- Directions for this task -
Select all lines in the records that include "Original".

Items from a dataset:

>>>

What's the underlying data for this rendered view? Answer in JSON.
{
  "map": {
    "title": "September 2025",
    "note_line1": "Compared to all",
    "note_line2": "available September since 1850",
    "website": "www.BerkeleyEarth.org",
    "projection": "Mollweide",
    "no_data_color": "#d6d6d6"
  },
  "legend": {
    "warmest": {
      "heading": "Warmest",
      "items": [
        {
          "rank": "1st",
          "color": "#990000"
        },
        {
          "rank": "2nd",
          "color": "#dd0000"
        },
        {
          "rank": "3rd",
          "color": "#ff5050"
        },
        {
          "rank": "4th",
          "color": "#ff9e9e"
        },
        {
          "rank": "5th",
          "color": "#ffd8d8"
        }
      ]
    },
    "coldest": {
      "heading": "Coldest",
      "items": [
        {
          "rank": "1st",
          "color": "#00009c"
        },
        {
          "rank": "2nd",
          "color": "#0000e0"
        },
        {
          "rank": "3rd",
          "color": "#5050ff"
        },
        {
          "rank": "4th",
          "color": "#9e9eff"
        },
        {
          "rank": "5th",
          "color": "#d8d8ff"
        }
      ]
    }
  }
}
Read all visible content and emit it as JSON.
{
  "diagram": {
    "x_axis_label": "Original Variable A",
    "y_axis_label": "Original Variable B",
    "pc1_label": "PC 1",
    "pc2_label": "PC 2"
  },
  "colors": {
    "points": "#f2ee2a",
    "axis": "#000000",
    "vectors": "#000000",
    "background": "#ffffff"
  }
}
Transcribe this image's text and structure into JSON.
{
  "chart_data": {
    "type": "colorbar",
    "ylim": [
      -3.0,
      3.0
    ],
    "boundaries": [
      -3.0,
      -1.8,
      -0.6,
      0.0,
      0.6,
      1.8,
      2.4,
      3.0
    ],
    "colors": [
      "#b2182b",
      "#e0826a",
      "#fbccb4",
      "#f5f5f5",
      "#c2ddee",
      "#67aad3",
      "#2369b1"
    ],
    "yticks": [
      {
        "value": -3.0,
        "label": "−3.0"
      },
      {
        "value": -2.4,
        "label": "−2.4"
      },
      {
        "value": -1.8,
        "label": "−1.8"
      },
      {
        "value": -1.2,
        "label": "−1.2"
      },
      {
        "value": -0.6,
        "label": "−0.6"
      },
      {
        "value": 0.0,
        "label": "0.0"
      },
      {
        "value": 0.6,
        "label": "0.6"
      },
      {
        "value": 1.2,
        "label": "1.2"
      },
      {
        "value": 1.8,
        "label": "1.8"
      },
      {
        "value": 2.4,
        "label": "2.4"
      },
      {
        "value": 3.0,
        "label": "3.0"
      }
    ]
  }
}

<<<

- Solution for this exercise -
    "x_axis_label": "Original Variable A",
    "y_axis_label": "Original Variable B",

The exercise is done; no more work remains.